_WHAT IS BEING ASKED_.
Repeat the stored entries below word for word, starting at the line that contains "top-button-2[interactable] (1170, 0, 1318, 16)" and stopping after the line that contains "545, 391, 563)".

Stored entries:

┄┄┄┄┄┄┄┄┄┄┄┄┄┄┄┄┄┄┄┄

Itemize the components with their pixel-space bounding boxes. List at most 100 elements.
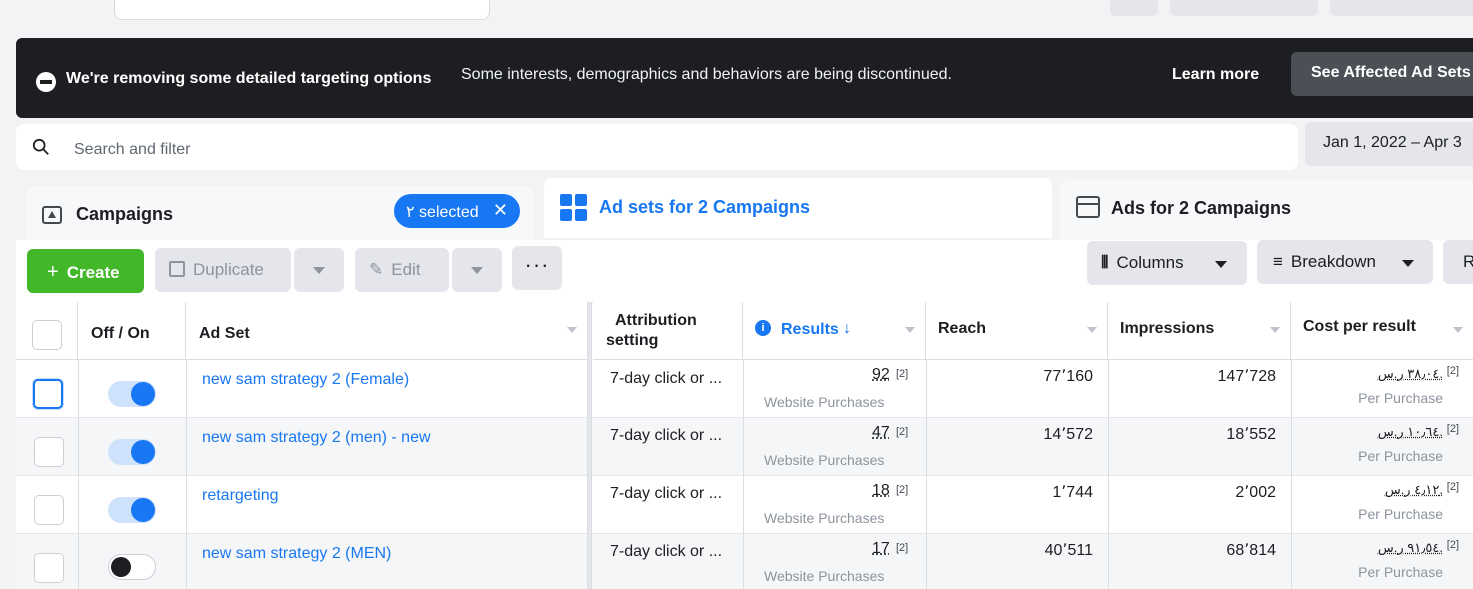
top-button-2[interactable] (1170, 0, 1318, 16)
targeting-notice-banner: We're removing some detailed targeting o… (16, 38, 1473, 118)
edit-dropdown-button[interactable] (452, 248, 502, 292)
results-note: [2] (896, 426, 909, 438)
header-attribution-line1: Attribution (615, 312, 697, 329)
row-toggle[interactable] (108, 554, 156, 580)
reports-button[interactable]: R (1443, 240, 1473, 284)
chevron-down-icon (905, 327, 915, 333)
ad-set-name-link[interactable]: retargeting (202, 487, 279, 505)
columns-icon: ⦀ (1101, 253, 1109, 272)
columns-button[interactable]: ⦀ Columns (1087, 241, 1247, 285)
banner-title: We're removing some detailed targeting o… (66, 70, 432, 87)
cost-value[interactable]: ١٠٫٦٤ ر.س. (1378, 424, 1443, 440)
date-range-picker[interactable]: Jan 1, 2022 – Apr 3 (1305, 122, 1473, 166)
grid-icon (560, 194, 588, 222)
plus-icon: + (47, 261, 59, 283)
column-divider (78, 360, 79, 589)
column-divider (743, 360, 744, 589)
ad-set-name-link[interactable]: new sam strategy 2 (Female) (202, 371, 409, 389)
search-input[interactable]: Search and filter (74, 141, 191, 159)
reach-value: 77٬160 (1043, 368, 1093, 385)
ad-set-name-link[interactable]: new sam strategy 2 (MEN) (202, 545, 391, 563)
search-and-filter-bar[interactable]: Search and filter (16, 124, 1298, 170)
header-select-all (16, 302, 78, 360)
attribution-value: 7-day click or ... (610, 485, 723, 502)
breakdown-button[interactable]: ≡ Breakdown (1257, 240, 1433, 284)
tab-ads[interactable]: Ads for 2 Campaigns (1060, 180, 1473, 240)
header-results[interactable]: i Results ↓ (743, 302, 926, 360)
banner-description: Some interests, demographics and behavio… (461, 66, 952, 83)
attribution-value: 7-day click or ... (610, 543, 723, 560)
impressions-value: 147٬728 (1217, 368, 1276, 385)
more-options-button[interactable]: ··· (512, 246, 562, 290)
pencil-icon: ✎ (369, 260, 384, 279)
row-checkbox[interactable] (34, 495, 64, 525)
header-cost-per-result[interactable]: Cost per result (1291, 302, 1473, 360)
chevron-down-icon (1453, 327, 1463, 333)
chevron-down-icon (1270, 327, 1280, 333)
attribution-value: 7-day click or ... (610, 370, 723, 387)
top-strip (0, 0, 1473, 40)
edit-button[interactable]: ✎ Edit (355, 248, 449, 292)
chevron-down-icon (313, 267, 325, 274)
header-attribution[interactable]: Attribution setting (593, 302, 743, 360)
row-checkbox[interactable] (33, 379, 63, 409)
header-reach[interactable]: Reach (926, 302, 1108, 360)
cost-note: [2] (1446, 423, 1459, 435)
sort-descending-icon: ↓ (843, 320, 851, 337)
column-divider (1108, 360, 1109, 589)
header-reach-label: Reach (938, 320, 987, 337)
clear-selection-icon[interactable]: ✕ (493, 200, 508, 221)
duplicate-button[interactable]: Duplicate (155, 248, 291, 292)
top-button-3[interactable] (1330, 0, 1473, 16)
chevron-down-icon (1087, 327, 1097, 333)
column-divider (186, 360, 187, 589)
row-checkbox[interactable] (34, 437, 64, 467)
table-row[interactable]: new sam strategy 2 (MEN) 7-day click or … (16, 534, 1473, 589)
chevron-down-icon (1215, 261, 1227, 268)
tab-campaigns[interactable]: Campaigns ٢ selected ✕ (26, 186, 534, 246)
chevron-down-icon (567, 327, 577, 333)
table-row[interactable]: retargeting 7-day click or ... 18 [2] We… (16, 476, 1473, 534)
header-impressions[interactable]: Impressions (1108, 302, 1291, 360)
results-value[interactable]: 17 (872, 540, 890, 558)
duplicate-dropdown-button[interactable] (294, 248, 344, 292)
results-note: [2] (896, 484, 909, 496)
toggle-knob (111, 557, 131, 577)
table-row[interactable]: new sam strategy 2 (Female) 7-day click … (16, 360, 1473, 418)
duplicate-icon (169, 261, 185, 277)
ad-set-name-link[interactable]: new sam strategy 2 (men) - new (202, 429, 431, 447)
results-value[interactable]: 47 (872, 424, 890, 442)
ad-window-icon (1076, 196, 1100, 218)
see-affected-ad-sets-button[interactable]: See Affected Ad Sets (1291, 52, 1473, 96)
select-all-checkbox[interactable] (32, 320, 62, 350)
selected-badge[interactable]: ٢ selected ✕ (394, 194, 520, 228)
row-checkbox[interactable] (34, 553, 64, 583)
header-off-on: Off / On (78, 302, 186, 360)
results-value[interactable]: 92 (872, 366, 890, 384)
tab-campaigns-label: Campaigns (76, 204, 174, 224)
top-button-1[interactable] (1110, 0, 1158, 16)
header-ad-set[interactable]: Ad Set (186, 302, 588, 360)
row-toggle[interactable] (108, 439, 156, 465)
table-row[interactable]: new sam strategy 2 (men) - new 7-day cli… (16, 418, 1473, 476)
frozen-column-divider[interactable] (587, 302, 592, 589)
learn-more-link[interactable]: Learn more (1172, 66, 1259, 84)
row-toggle[interactable] (108, 497, 156, 523)
cost-type: Per Purchase (1358, 448, 1443, 464)
cost-value[interactable]: ٤٫١٢ ر.س. (1385, 482, 1443, 498)
header-off-on-label: Off / On (91, 325, 150, 342)
top-search-box[interactable] (114, 0, 490, 20)
cost-value[interactable]: ٩١٫٥٤ ر.س. (1378, 540, 1443, 556)
results-type: Website Purchases (764, 510, 885, 526)
tab-ad-sets[interactable]: Ad sets for 2 Campaigns (544, 178, 1052, 238)
results-note: [2] (896, 542, 909, 554)
results-value[interactable]: 18 (872, 482, 890, 500)
impressions-value: 68٬814 (1226, 542, 1276, 559)
impressions-value: 2٬002 (1235, 484, 1276, 501)
toggle-knob (131, 382, 155, 406)
create-button[interactable]: + Create (27, 249, 144, 293)
row-toggle[interactable] (108, 381, 156, 407)
column-divider (926, 360, 927, 589)
cost-value[interactable]: ٣٨٫٠٤ ر.س. (1378, 366, 1443, 382)
create-button-label: Create (66, 263, 120, 282)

┄┄┄┄┄┄┄┄┄┄┄┄┄┄┄┄┄┄┄┄

_REPLY TO THE EXERCISE_.
top-button-2[interactable] (1170, 0, 1318, 16)
targeting-notice-banner: We're removing some detailed targeting o… (16, 38, 1473, 118)
edit-dropdown-button[interactable] (452, 248, 502, 292)
results-note: [2] (896, 426, 909, 438)
header-attribution-line1: Attribution (615, 312, 697, 329)
row-toggle[interactable] (108, 554, 156, 580)
reports-button[interactable]: R (1443, 240, 1473, 284)
chevron-down-icon (905, 327, 915, 333)
ad-set-name-link[interactable]: retargeting (202, 487, 279, 505)
columns-icon: ⦀ (1101, 253, 1109, 272)
columns-button[interactable]: ⦀ Columns (1087, 241, 1247, 285)
banner-title: We're removing some detailed targeting o… (66, 70, 432, 87)
cost-value[interactable]: ١٠٫٦٤ ر.س. (1378, 424, 1443, 440)
date-range-picker[interactable]: Jan 1, 2022 – Apr 3 (1305, 122, 1473, 166)
grid-icon (560, 194, 588, 222)
plus-icon: + (47, 261, 59, 283)
column-divider (78, 360, 79, 589)
column-divider (743, 360, 744, 589)
ad-set-name-link[interactable]: new sam strategy 2 (Female) (202, 371, 409, 389)
search-input[interactable]: Search and filter (74, 141, 191, 159)
reach-value: 77٬160 (1043, 368, 1093, 385)
ad-set-name-link[interactable]: new sam strategy 2 (MEN) (202, 545, 391, 563)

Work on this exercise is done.